Ponchielli e l’incredibile successo tardivo di “Roderico, Re dei Goti”
Nel 1863 il 29enne Amilcare Ponchielli era decisamente sfiduciato dopo essersi reso conto dell’accoglienza riservata dal pubblico ai suoi primi melodrammi. “I Promessi Sposi” e “La Savoiarda” erano state opere accolte entrambe con applausi unanimi, ma limitate a successi locali. La terza fatica del compositore lombardo poteva rappresentare la svolta della sua carriera. Si trattava di “Roderico, re dei Goti”. L’entusiasmo iniziale venne presto spazzato via dai rifiuti di teatri prestigiosi come la Scala, il Regio di Torino e il Carlo Felice di Genova che non rischiarono la prima rappresentazione di un lavoro di un musicista pressochè sconosciuto. Ponchielli si accorse che senza protezioni dell’alto non si poteva giungere allo scopo, di conseguenza l’unica soluzione era quella di affidarsi a un teatro di provincia.
Il debutto di “Roderico, re dei Goti” avvenne quindi a Piacenza, presso il Teatro Municipale. Il 26 dicembre 1863 la musica di questi tre atti e del prologo fu applaudita tiepidamente, soprattutto a causa dell’esecuzione piuttosto scadente. Il libretto era stato ricavato da Francesco Guidi dopo aver approfondito il poema inglese “Roderick” di Robert Southey (datato 1814). La storia è tragica ed è ambientata nella Spagna dell’VIII secolo, un oscuro Medioevo che non riuscì ad affascinare gli spettatori piacentini. Le cronache dell’epoca riferiscono del completo fiasco dell’opera di Ponchielli, nonostante qualche apertura da parte della critica.

> [Contenuto dei dati]

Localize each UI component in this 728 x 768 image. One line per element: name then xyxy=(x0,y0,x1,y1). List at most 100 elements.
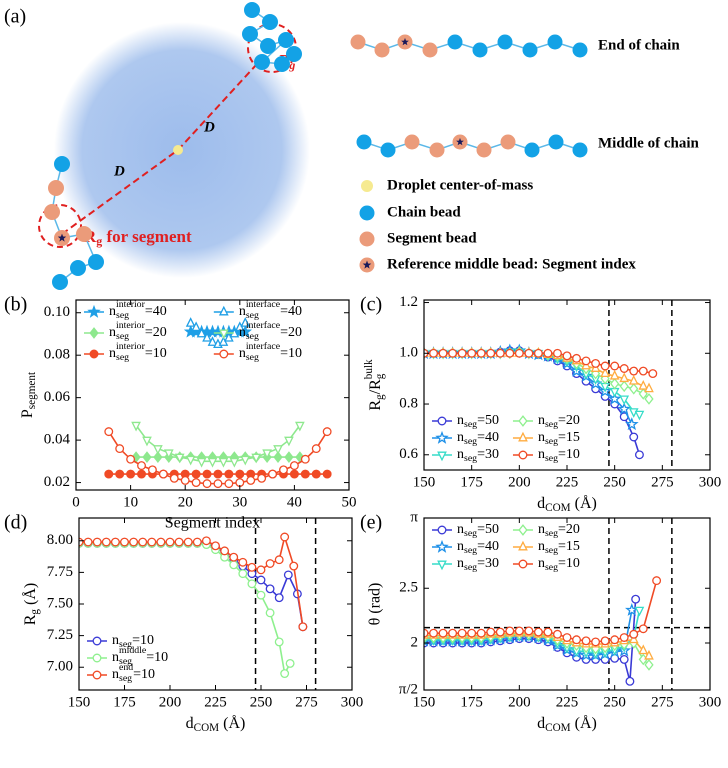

> [Cosa produrre]
Rispondi alle seguenti domande sul brano dedicato a "Roderico, re dei Goti" di Ponchielli.
(a) Quali teatri rifiutarono di mettere in scena la prima dell'opera?
(b) In quale teatro e in quale data avvenne il debutto?
(c) Da quale poema Francesco Guidi ricavò il libretto?

> [Soluzione proposta]
(a) La Scala, il Regio di Torino e il Carlo Felice di Genova.
(b) Al Teatro Municipale di Piacenza, il 26 dicembre 1863.
(c) Dal poema inglese "Roderick" di Robert Southey, datato 1814.